**Aim:** Copy out each of the following entries word for word.

**Supplied material:**
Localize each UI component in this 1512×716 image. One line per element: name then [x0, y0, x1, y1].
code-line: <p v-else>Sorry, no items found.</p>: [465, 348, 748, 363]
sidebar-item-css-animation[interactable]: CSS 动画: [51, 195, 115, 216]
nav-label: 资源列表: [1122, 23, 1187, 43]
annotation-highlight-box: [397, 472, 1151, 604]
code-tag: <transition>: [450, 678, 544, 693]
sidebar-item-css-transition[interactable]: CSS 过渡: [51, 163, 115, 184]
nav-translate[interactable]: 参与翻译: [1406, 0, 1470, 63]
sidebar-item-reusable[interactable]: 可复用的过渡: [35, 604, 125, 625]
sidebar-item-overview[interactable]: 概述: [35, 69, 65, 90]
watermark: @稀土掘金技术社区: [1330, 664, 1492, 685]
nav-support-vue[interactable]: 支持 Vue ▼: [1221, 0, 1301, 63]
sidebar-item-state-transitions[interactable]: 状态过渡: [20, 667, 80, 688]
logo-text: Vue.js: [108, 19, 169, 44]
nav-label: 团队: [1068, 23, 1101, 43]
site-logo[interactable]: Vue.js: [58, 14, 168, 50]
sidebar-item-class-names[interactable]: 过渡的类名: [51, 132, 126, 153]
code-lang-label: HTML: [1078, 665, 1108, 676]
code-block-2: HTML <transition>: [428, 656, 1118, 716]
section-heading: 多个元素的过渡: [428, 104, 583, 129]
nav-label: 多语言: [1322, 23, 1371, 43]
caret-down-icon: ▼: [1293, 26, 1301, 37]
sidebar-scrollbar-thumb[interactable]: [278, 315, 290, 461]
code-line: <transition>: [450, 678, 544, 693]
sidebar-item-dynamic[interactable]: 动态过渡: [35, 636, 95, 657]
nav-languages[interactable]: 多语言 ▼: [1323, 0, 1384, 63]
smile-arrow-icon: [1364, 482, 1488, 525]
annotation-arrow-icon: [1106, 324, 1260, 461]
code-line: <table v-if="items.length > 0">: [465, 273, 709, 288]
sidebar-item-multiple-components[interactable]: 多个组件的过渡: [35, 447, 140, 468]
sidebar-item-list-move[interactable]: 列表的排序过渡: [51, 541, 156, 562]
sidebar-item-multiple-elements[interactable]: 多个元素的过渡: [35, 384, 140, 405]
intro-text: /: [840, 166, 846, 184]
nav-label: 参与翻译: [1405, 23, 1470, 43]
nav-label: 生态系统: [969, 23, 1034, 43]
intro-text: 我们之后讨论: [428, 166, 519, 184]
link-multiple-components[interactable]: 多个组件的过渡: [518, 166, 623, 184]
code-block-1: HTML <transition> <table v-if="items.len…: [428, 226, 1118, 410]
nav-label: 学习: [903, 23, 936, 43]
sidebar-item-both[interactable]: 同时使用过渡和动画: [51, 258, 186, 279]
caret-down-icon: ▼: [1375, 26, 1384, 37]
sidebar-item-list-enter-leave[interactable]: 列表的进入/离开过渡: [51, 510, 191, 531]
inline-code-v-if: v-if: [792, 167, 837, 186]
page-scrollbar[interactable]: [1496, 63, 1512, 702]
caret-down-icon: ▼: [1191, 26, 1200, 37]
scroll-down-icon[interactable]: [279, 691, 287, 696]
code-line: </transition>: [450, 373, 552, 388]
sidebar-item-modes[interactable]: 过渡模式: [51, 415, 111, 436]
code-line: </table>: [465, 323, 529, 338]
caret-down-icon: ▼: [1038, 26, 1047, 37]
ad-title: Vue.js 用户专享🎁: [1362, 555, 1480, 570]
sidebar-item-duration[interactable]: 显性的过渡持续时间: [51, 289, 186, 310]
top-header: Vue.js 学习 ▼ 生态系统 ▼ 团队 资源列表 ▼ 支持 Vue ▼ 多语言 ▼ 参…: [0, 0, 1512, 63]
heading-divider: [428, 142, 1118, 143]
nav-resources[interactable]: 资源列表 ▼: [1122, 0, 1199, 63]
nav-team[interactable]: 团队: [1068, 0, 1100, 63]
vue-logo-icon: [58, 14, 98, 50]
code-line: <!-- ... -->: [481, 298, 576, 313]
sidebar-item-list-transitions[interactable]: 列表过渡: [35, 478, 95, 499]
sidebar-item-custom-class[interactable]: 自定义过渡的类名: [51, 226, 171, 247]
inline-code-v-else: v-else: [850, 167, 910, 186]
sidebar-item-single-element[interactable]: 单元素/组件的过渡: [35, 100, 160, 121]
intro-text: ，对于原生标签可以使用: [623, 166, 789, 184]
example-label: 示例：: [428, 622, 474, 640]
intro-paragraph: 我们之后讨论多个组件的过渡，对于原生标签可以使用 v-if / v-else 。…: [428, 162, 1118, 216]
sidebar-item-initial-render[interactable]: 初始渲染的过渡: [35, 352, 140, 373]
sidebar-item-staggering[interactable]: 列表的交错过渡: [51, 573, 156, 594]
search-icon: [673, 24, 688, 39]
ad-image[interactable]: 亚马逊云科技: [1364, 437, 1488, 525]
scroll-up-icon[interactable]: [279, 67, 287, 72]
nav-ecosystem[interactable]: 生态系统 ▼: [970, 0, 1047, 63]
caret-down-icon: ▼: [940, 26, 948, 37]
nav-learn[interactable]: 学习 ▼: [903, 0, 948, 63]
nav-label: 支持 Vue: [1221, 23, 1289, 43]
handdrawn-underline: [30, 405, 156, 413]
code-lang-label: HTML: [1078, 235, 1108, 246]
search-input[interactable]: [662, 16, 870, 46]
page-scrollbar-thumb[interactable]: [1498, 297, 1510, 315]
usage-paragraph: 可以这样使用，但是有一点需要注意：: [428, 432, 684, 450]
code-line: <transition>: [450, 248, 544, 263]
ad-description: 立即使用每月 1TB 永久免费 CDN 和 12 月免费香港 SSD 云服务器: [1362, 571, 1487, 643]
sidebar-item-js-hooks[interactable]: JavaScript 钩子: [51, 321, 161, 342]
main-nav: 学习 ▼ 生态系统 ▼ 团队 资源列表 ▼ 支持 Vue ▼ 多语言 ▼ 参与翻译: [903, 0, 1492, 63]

**Answer to the exercise:**
Localize each UI component in this 1512×716 image. One line per element: name then [x0, y0, x1, y1].
code-line: <p v-else>Sorry, no items found.</p>: [465, 348, 748, 363]
sidebar-item-css-animation[interactable]: CSS 动画: [51, 195, 115, 216]
nav-label: 资源列表: [1122, 23, 1187, 43]
annotation-highlight-box: [397, 472, 1151, 604]
code-tag: <transition>: [450, 678, 544, 693]
sidebar-item-css-transition[interactable]: CSS 过渡: [51, 163, 115, 184]
nav-translate[interactable]: 参与翻译: [1406, 0, 1470, 63]
sidebar-item-reusable[interactable]: 可复用的过渡: [35, 604, 125, 625]
sidebar-item-overview[interactable]: 概述: [35, 69, 65, 90]
watermark: @稀土掘金技术社区: [1330, 664, 1492, 685]
nav-support-vue[interactable]: 支持 Vue ▼: [1221, 0, 1301, 63]
sidebar-item-state-transitions[interactable]: 状态过渡: [20, 667, 80, 688]
logo-text: Vue.js: [108, 19, 169, 44]
nav-label: 团队: [1068, 23, 1101, 43]
site-logo[interactable]: Vue.js: [58, 14, 168, 50]
sidebar-item-class-names[interactable]: 过渡的类名: [51, 132, 126, 153]
code-lang-label: HTML: [1078, 665, 1108, 676]
code-block-2: HTML <transition>: [428, 656, 1118, 716]
section-heading: 多个元素的过渡: [428, 104, 583, 129]
nav-label: 多语言: [1322, 23, 1371, 43]
caret-down-icon: ▼: [1293, 26, 1301, 37]
sidebar-scrollbar-thumb[interactable]: [278, 315, 290, 461]
code-line: <transition>: [450, 678, 544, 693]
sidebar-item-dynamic[interactable]: 动态过渡: [35, 636, 95, 657]
nav-languages[interactable]: 多语言 ▼: [1323, 0, 1384, 63]
smile-arrow-icon: [1364, 482, 1488, 525]
annotation-arrow-icon: [1106, 324, 1260, 461]
code-line: <table v-if="items.length > 0">: [465, 273, 709, 288]
sidebar-item-multiple-components[interactable]: 多个组件的过渡: [35, 447, 140, 468]
sidebar-item-list-move[interactable]: 列表的排序过渡: [51, 541, 156, 562]
sidebar-item-multiple-elements[interactable]: 多个元素的过渡: [35, 384, 140, 405]
intro-text: /: [840, 166, 846, 184]
nav-label: 参与翻译: [1405, 23, 1470, 43]
nav-label: 生态系统: [969, 23, 1034, 43]
intro-text: 我们之后讨论: [428, 166, 519, 184]
link-multiple-components[interactable]: 多个组件的过渡: [518, 166, 623, 184]
code-block-1: HTML <transition> <table v-if="items.len…: [428, 226, 1118, 410]
nav-label: 学习: [903, 23, 936, 43]
sidebar-item-both[interactable]: 同时使用过渡和动画: [51, 258, 186, 279]
caret-down-icon: ▼: [1375, 26, 1384, 37]
sidebar-item-list-enter-leave[interactable]: 列表的进入/离开过渡: [51, 510, 191, 531]
inline-code-v-if: v-if: [792, 167, 837, 186]
page-scrollbar[interactable]: [1496, 63, 1512, 702]
caret-down-icon: ▼: [1191, 26, 1200, 37]
scroll-down-icon[interactable]: [279, 691, 287, 696]
code-line: </transition>: [450, 373, 552, 388]
sidebar-item-modes[interactable]: 过渡模式: [51, 415, 111, 436]
code-line: </table>: [465, 323, 529, 338]
caret-down-icon: ▼: [1038, 26, 1047, 37]
ad-title: Vue.js 用户专享🎁: [1362, 555, 1480, 570]
sidebar-item-duration[interactable]: 显性的过渡持续时间: [51, 289, 186, 310]
top-header: Vue.js 学习 ▼ 生态系统 ▼ 团队 资源列表 ▼ 支持 Vue ▼ 多语言 ▼ 参…: [0, 0, 1512, 63]
heading-divider: [428, 142, 1118, 143]
nav-resources[interactable]: 资源列表 ▼: [1122, 0, 1199, 63]
nav-team[interactable]: 团队: [1068, 0, 1100, 63]
vue-logo-icon: [58, 14, 98, 50]
code-line: <!-- ... -->: [481, 298, 576, 313]
sidebar-item-list-transitions[interactable]: 列表过渡: [35, 478, 95, 499]
sidebar-item-custom-class[interactable]: 自定义过渡的类名: [51, 226, 171, 247]
inline-code-v-else: v-else: [850, 167, 910, 186]
sidebar-item-single-element[interactable]: 单元素/组件的过渡: [35, 100, 160, 121]
intro-text: ，对于原生标签可以使用: [623, 166, 789, 184]
example-label: 示例：: [428, 622, 474, 640]
intro-paragraph: 我们之后讨论多个组件的过渡，对于原生标签可以使用 v-if / v-else 。…: [428, 162, 1118, 216]
sidebar-item-initial-render[interactable]: 初始渲染的过渡: [35, 352, 140, 373]
sidebar-item-staggering[interactable]: 列表的交错过渡: [51, 573, 156, 594]
search-icon: [673, 24, 688, 39]
ad-image[interactable]: 亚马逊云科技: [1364, 437, 1488, 525]
scroll-up-icon[interactable]: [279, 67, 287, 72]
nav-ecosystem[interactable]: 生态系统 ▼: [970, 0, 1047, 63]
caret-down-icon: ▼: [940, 26, 948, 37]
nav-learn[interactable]: 学习 ▼: [903, 0, 948, 63]
nav-label: 支持 Vue: [1221, 23, 1289, 43]
handdrawn-underline: [30, 405, 156, 413]
code-lang-label: HTML: [1078, 235, 1108, 246]
search-input[interactable]: [662, 16, 870, 46]
page-scrollbar-thumb[interactable]: [1498, 297, 1510, 315]
usage-paragraph: 可以这样使用，但是有一点需要注意：: [428, 432, 684, 450]
code-line: <transition>: [450, 248, 544, 263]
ad-description: 立即使用每月 1TB 永久免费 CDN 和 12 月免费香港 SSD 云服务器: [1362, 571, 1487, 643]
sidebar-item-js-hooks[interactable]: JavaScript 钩子: [51, 321, 161, 342]
main-nav: 学习 ▼ 生态系统 ▼ 团队 资源列表 ▼ 支持 Vue ▼ 多语言 ▼ 参与翻译: [903, 0, 1492, 63]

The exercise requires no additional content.